— RECORDS PROVIDED —

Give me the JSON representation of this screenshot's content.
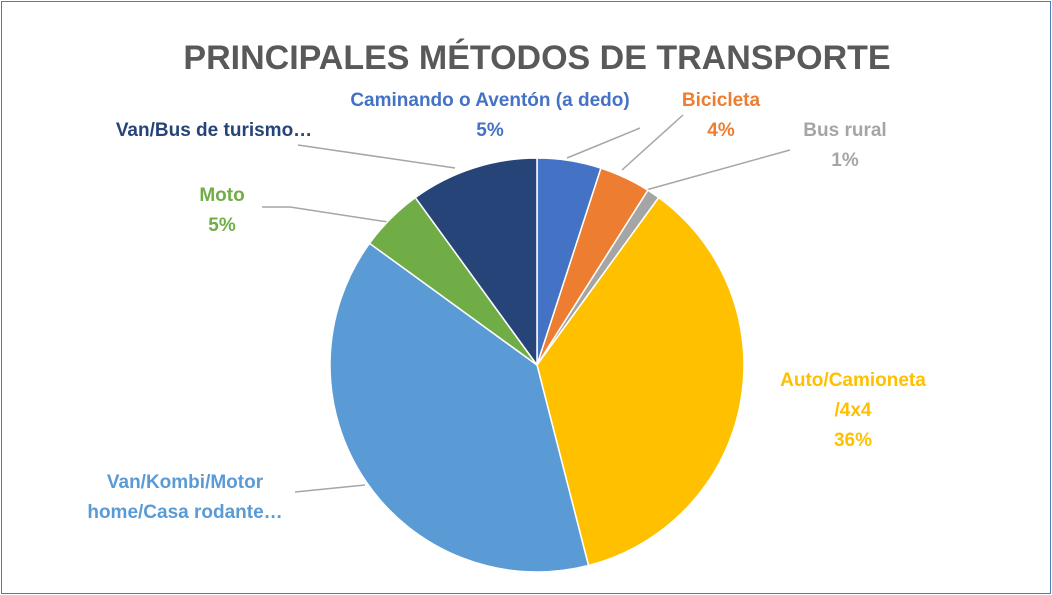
{
  "chart_data": {
    "type": "pie",
    "title": "PRINCIPALES MÉTODOS DE TRANSPORTE",
    "categories": [
      "Caminando o Aventón (a dedo)",
      "Bicicleta",
      "Bus rural",
      "Auto/Camioneta\n/4x4",
      "Van/Kombi/Motor\nhome/Casa rodante…",
      "Moto",
      "Van/Bus de turismo…"
    ],
    "values": [
      5,
      4,
      1,
      36,
      39,
      5,
      10
    ],
    "value_labels": [
      "5%",
      "4%",
      "1%",
      "36%",
      null,
      "5%",
      null
    ],
    "colors": [
      "#4472c4",
      "#ed7d31",
      "#a5a5a5",
      "#ffc000",
      "#5b9bd5",
      "#70ad47",
      "#264478"
    ]
  }
}
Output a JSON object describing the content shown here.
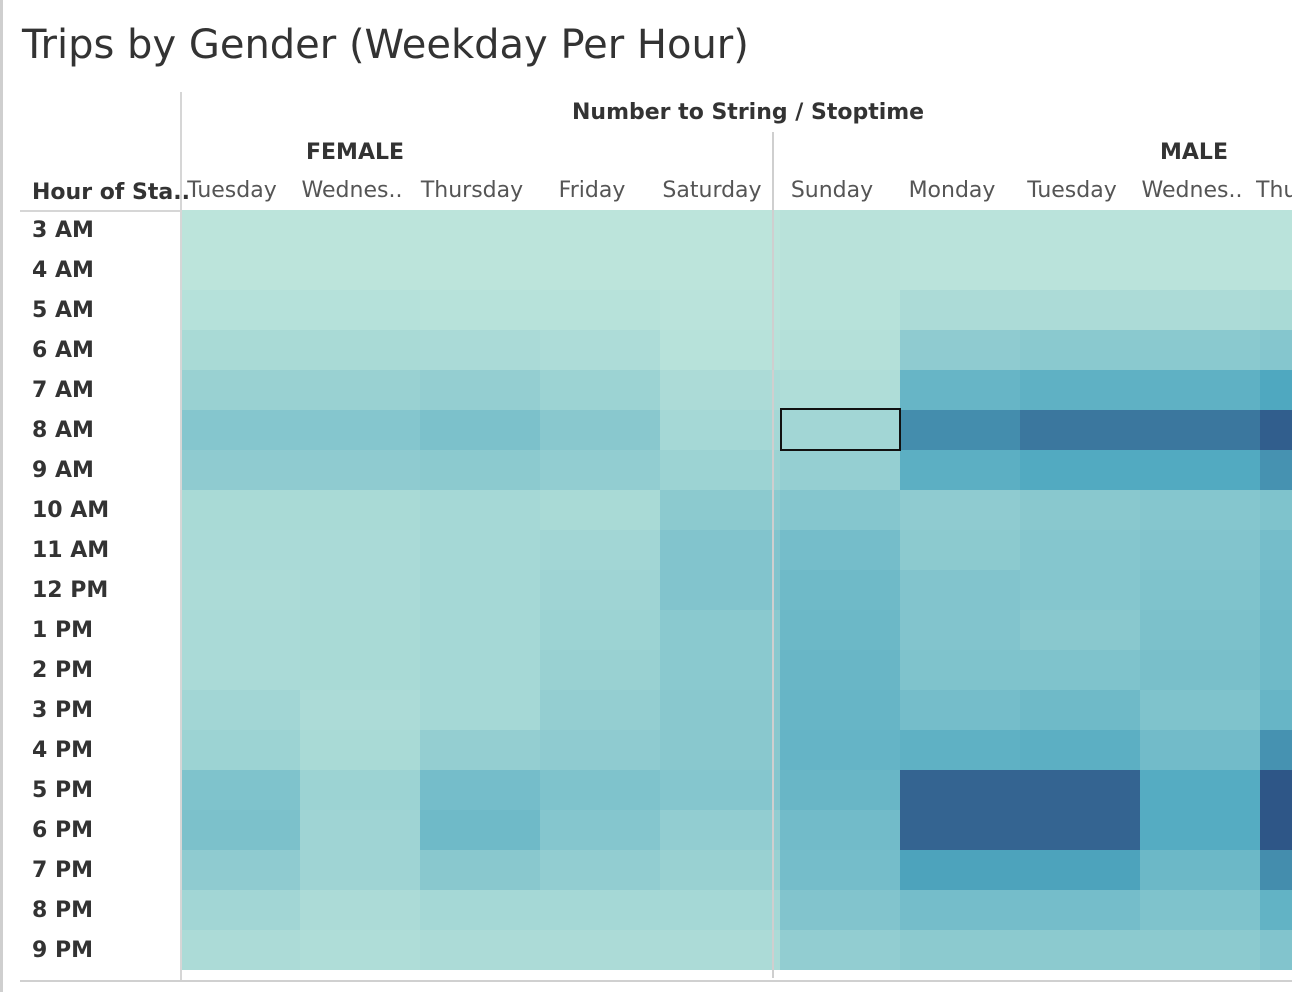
{
  "title": "Trips by Gender (Weekday Per Hour)",
  "column_field": "Number to String / Stoptime",
  "row_field": "Hour of Sta..",
  "groups": [
    "FEMALE",
    "MALE"
  ],
  "day_labels": [
    "Tuesday",
    "Wednes..",
    "Thursday",
    "Friday",
    "Saturday",
    "Sunday",
    "Monday",
    "Tuesday",
    "Wednes..",
    "Thu"
  ],
  "hours": [
    "3 AM",
    "4 AM",
    "5 AM",
    "6 AM",
    "7 AM",
    "8 AM",
    "9 AM",
    "10 AM",
    "11 AM",
    "12 PM",
    "1 PM",
    "2 PM",
    "3 PM",
    "4 PM",
    "5 PM",
    "6 PM",
    "7 PM",
    "8 PM",
    "9 PM"
  ],
  "colors": {
    "low": "#bfe6dc",
    "mid": "#4fa8c0",
    "high": "#2e5687",
    "selected_border": "#111111"
  },
  "chart_data": {
    "type": "heatmap",
    "title": "Trips by Gender (Weekday Per Hour)",
    "xlabel": "Number to String / Stoptime",
    "ylabel": "Hour of Sta..",
    "groups": [
      {
        "name": "FEMALE",
        "days": [
          "Tuesday",
          "Wednes..",
          "Thursday",
          "Friday",
          "Saturday"
        ]
      },
      {
        "name": "MALE",
        "days": [
          "Sunday",
          "Monday",
          "Tuesday",
          "Wednes..",
          "Thu"
        ]
      }
    ],
    "columns": [
      "FEMALE Tuesday",
      "FEMALE Wednes..",
      "FEMALE Thursday",
      "FEMALE Friday",
      "FEMALE Saturday",
      "MALE Sunday",
      "MALE Monday",
      "MALE Tuesday",
      "MALE Wednes..",
      "MALE Thu"
    ],
    "rows": [
      "3 AM",
      "4 AM",
      "5 AM",
      "6 AM",
      "7 AM",
      "8 AM",
      "9 AM",
      "10 AM",
      "11 AM",
      "12 PM",
      "1 PM",
      "2 PM",
      "3 PM",
      "4 PM",
      "5 PM",
      "6 PM",
      "7 PM",
      "8 PM",
      "9 PM"
    ],
    "value_scale": "relative intensity 0-1",
    "selected_cell": {
      "row": "8 AM",
      "column": "MALE Sunday"
    },
    "values": [
      [
        0.02,
        0.02,
        0.02,
        0.02,
        0.02,
        0.04,
        0.03,
        0.03,
        0.03,
        0.03
      ],
      [
        0.02,
        0.02,
        0.02,
        0.02,
        0.02,
        0.04,
        0.03,
        0.03,
        0.03,
        0.03
      ],
      [
        0.06,
        0.06,
        0.05,
        0.05,
        0.03,
        0.05,
        0.12,
        0.12,
        0.12,
        0.14
      ],
      [
        0.14,
        0.14,
        0.13,
        0.11,
        0.05,
        0.07,
        0.3,
        0.33,
        0.33,
        0.36
      ],
      [
        0.24,
        0.24,
        0.27,
        0.22,
        0.12,
        0.1,
        0.55,
        0.6,
        0.6,
        0.7
      ],
      [
        0.36,
        0.36,
        0.42,
        0.34,
        0.16,
        0.18,
        0.8,
        0.88,
        0.88,
        0.97
      ],
      [
        0.3,
        0.3,
        0.32,
        0.28,
        0.22,
        0.26,
        0.62,
        0.68,
        0.68,
        0.78
      ],
      [
        0.14,
        0.14,
        0.16,
        0.14,
        0.32,
        0.36,
        0.3,
        0.34,
        0.36,
        0.4
      ],
      [
        0.13,
        0.13,
        0.16,
        0.18,
        0.38,
        0.46,
        0.32,
        0.36,
        0.38,
        0.46
      ],
      [
        0.12,
        0.13,
        0.16,
        0.2,
        0.38,
        0.5,
        0.38,
        0.36,
        0.4,
        0.48
      ],
      [
        0.13,
        0.14,
        0.16,
        0.22,
        0.33,
        0.52,
        0.38,
        0.34,
        0.42,
        0.5
      ],
      [
        0.13,
        0.14,
        0.16,
        0.24,
        0.33,
        0.54,
        0.4,
        0.4,
        0.44,
        0.5
      ],
      [
        0.18,
        0.12,
        0.16,
        0.27,
        0.34,
        0.55,
        0.46,
        0.5,
        0.4,
        0.55
      ],
      [
        0.22,
        0.14,
        0.27,
        0.3,
        0.34,
        0.56,
        0.6,
        0.62,
        0.48,
        0.78
      ],
      [
        0.4,
        0.22,
        0.46,
        0.4,
        0.36,
        0.54,
        0.95,
        0.95,
        0.66,
        1.0
      ],
      [
        0.42,
        0.2,
        0.5,
        0.36,
        0.28,
        0.48,
        0.95,
        0.95,
        0.66,
        1.0
      ],
      [
        0.3,
        0.2,
        0.34,
        0.28,
        0.24,
        0.46,
        0.72,
        0.72,
        0.52,
        0.8
      ],
      [
        0.18,
        0.12,
        0.16,
        0.16,
        0.16,
        0.38,
        0.46,
        0.46,
        0.4,
        0.58
      ],
      [
        0.12,
        0.1,
        0.12,
        0.12,
        0.12,
        0.28,
        0.32,
        0.32,
        0.32,
        0.38
      ]
    ]
  }
}
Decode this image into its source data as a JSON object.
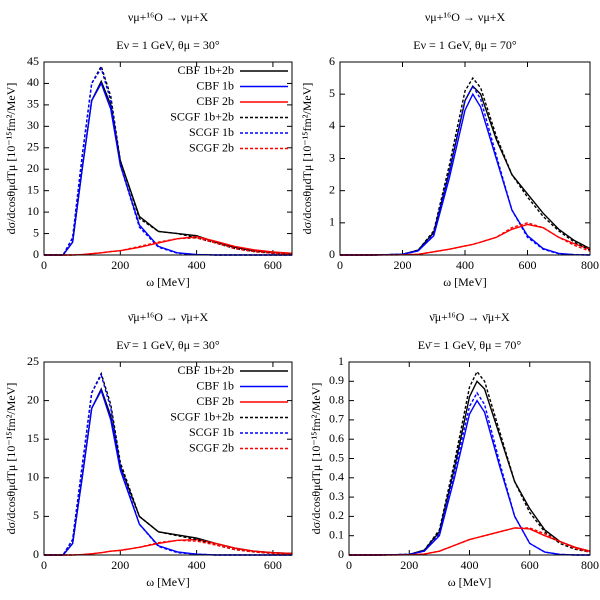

— GOAL OF THE EXERCISE —
Print the records above exactly as they stand, but leave out the pictures.

— RESULT —
Give me the JSON representation of this screenshot's content.
{
  "chart_data": {
    "type": "pie",
    "title": "PRINCIPALES MÉTODOS DE TRANSPORTE",
    "categories": [
      "Caminando o Aventón (a dedo)",
      "Bicicleta",
      "Bus rural",
      "Auto/Camioneta\n/4x4",
      "Van/Kombi/Motor\nhome/Casa rodante…",
      "Moto",
      "Van/Bus de turismo…"
    ],
    "values": [
      5,
      4,
      1,
      36,
      39,
      5,
      10
    ],
    "value_labels": [
      "5%",
      "4%",
      "1%",
      "36%",
      null,
      "5%",
      null
    ],
    "colors": [
      "#4472c4",
      "#ed7d31",
      "#a5a5a5",
      "#ffc000",
      "#5b9bd5",
      "#70ad47",
      "#264478"
    ]
  }
}
Output a JSON object describing the content shown here.
{
  "title": "Trips by Gender (Weekday Per Hour)",
  "column_field": "Number to String / Stoptime",
  "row_field": "Hour of Sta..",
  "groups": [
    "FEMALE",
    "MALE"
  ],
  "day_labels": [
    "Tuesday",
    "Wednes..",
    "Thursday",
    "Friday",
    "Saturday",
    "Sunday",
    "Monday",
    "Tuesday",
    "Wednes..",
    "Thu"
  ],
  "hours": [
    "3 AM",
    "4 AM",
    "5 AM",
    "6 AM",
    "7 AM",
    "8 AM",
    "9 AM",
    "10 AM",
    "11 AM",
    "12 PM",
    "1 PM",
    "2 PM",
    "3 PM",
    "4 PM",
    "5 PM",
    "6 PM",
    "7 PM",
    "8 PM",
    "9 PM"
  ],
  "colors": {
    "low": "#bfe6dc",
    "mid": "#4fa8c0",
    "high": "#2e5687",
    "selected_border": "#111111"
  },
  "chart_data": {
    "type": "heatmap",
    "title": "Trips by Gender (Weekday Per Hour)",
    "xlabel": "Number to String / Stoptime",
    "ylabel": "Hour of Sta..",
    "groups": [
      {
        "name": "FEMALE",
        "days": [
          "Tuesday",
          "Wednes..",
          "Thursday",
          "Friday",
          "Saturday"
        ]
      },
      {
        "name": "MALE",
        "days": [
          "Sunday",
          "Monday",
          "Tuesday",
          "Wednes..",
          "Thu"
        ]
      }
    ],
    "columns": [
      "FEMALE Tuesday",
      "FEMALE Wednes..",
      "FEMALE Thursday",
      "FEMALE Friday",
      "FEMALE Saturday",
      "MALE Sunday",
      "MALE Monday",
      "MALE Tuesday",
      "MALE Wednes..",
      "MALE Thu"
    ],
    "rows": [
      "3 AM",
      "4 AM",
      "5 AM",
      "6 AM",
      "7 AM",
      "8 AM",
      "9 AM",
      "10 AM",
      "11 AM",
      "12 PM",
      "1 PM",
      "2 PM",
      "3 PM",
      "4 PM",
      "5 PM",
      "6 PM",
      "7 PM",
      "8 PM",
      "9 PM"
    ],
    "value_scale": "relative intensity 0-1",
    "selected_cell": {
      "row": "8 AM",
      "column": "MALE Sunday"
    },
    "values": [
      [
        0.02,
        0.02,
        0.02,
        0.02,
        0.02,
        0.04,
        0.03,
        0.03,
        0.03,
        0.03
      ],
      [
        0.02,
        0.02,
        0.02,
        0.02,
        0.02,
        0.04,
        0.03,
        0.03,
        0.03,
        0.03
      ],
      [
        0.06,
        0.06,
        0.05,
        0.05,
        0.03,
        0.05,
        0.12,
        0.12,
        0.12,
        0.14
      ],
      [
        0.14,
        0.14,
        0.13,
        0.11,
        0.05,
        0.07,
        0.3,
        0.33,
        0.33,
        0.36
      ],
      [
        0.24,
        0.24,
        0.27,
        0.22,
        0.12,
        0.1,
        0.55,
        0.6,
        0.6,
        0.7
      ],
      [
        0.36,
        0.36,
        0.42,
        0.34,
        0.16,
        0.18,
        0.8,
        0.88,
        0.88,
        0.97
      ],
      [
        0.3,
        0.3,
        0.32,
        0.28,
        0.22,
        0.26,
        0.62,
        0.68,
        0.68,
        0.78
      ],
      [
        0.14,
        0.14,
        0.16,
        0.14,
        0.32,
        0.36,
        0.3,
        0.34,
        0.36,
        0.4
      ],
      [
        0.13,
        0.13,
        0.16,
        0.18,
        0.38,
        0.46,
        0.32,
        0.36,
        0.38,
        0.46
      ],
      [
        0.12,
        0.13,
        0.16,
        0.2,
        0.38,
        0.5,
        0.38,
        0.36,
        0.4,
        0.48
      ],
      [
        0.13,
        0.14,
        0.16,
        0.22,
        0.33,
        0.52,
        0.38,
        0.34,
        0.42,
        0.5
      ],
      [
        0.13,
        0.14,
        0.16,
        0.24,
        0.33,
        0.54,
        0.4,
        0.4,
        0.44,
        0.5
      ],
      [
        0.18,
        0.12,
        0.16,
        0.27,
        0.34,
        0.55,
        0.46,
        0.5,
        0.4,
        0.55
      ],
      [
        0.22,
        0.14,
        0.27,
        0.3,
        0.34,
        0.56,
        0.6,
        0.62,
        0.48,
        0.78
      ],
      [
        0.4,
        0.22,
        0.46,
        0.4,
        0.36,
        0.54,
        0.95,
        0.95,
        0.66,
        1.0
      ],
      [
        0.42,
        0.2,
        0.5,
        0.36,
        0.28,
        0.48,
        0.95,
        0.95,
        0.66,
        1.0
      ],
      [
        0.3,
        0.2,
        0.34,
        0.28,
        0.24,
        0.46,
        0.72,
        0.72,
        0.52,
        0.8
      ],
      [
        0.18,
        0.12,
        0.16,
        0.16,
        0.16,
        0.38,
        0.46,
        0.46,
        0.4,
        0.58
      ],
      [
        0.12,
        0.1,
        0.12,
        0.12,
        0.12,
        0.28,
        0.32,
        0.32,
        0.32,
        0.38
      ]
    ]
  }
}
Decode this image into its source data as a JSON object.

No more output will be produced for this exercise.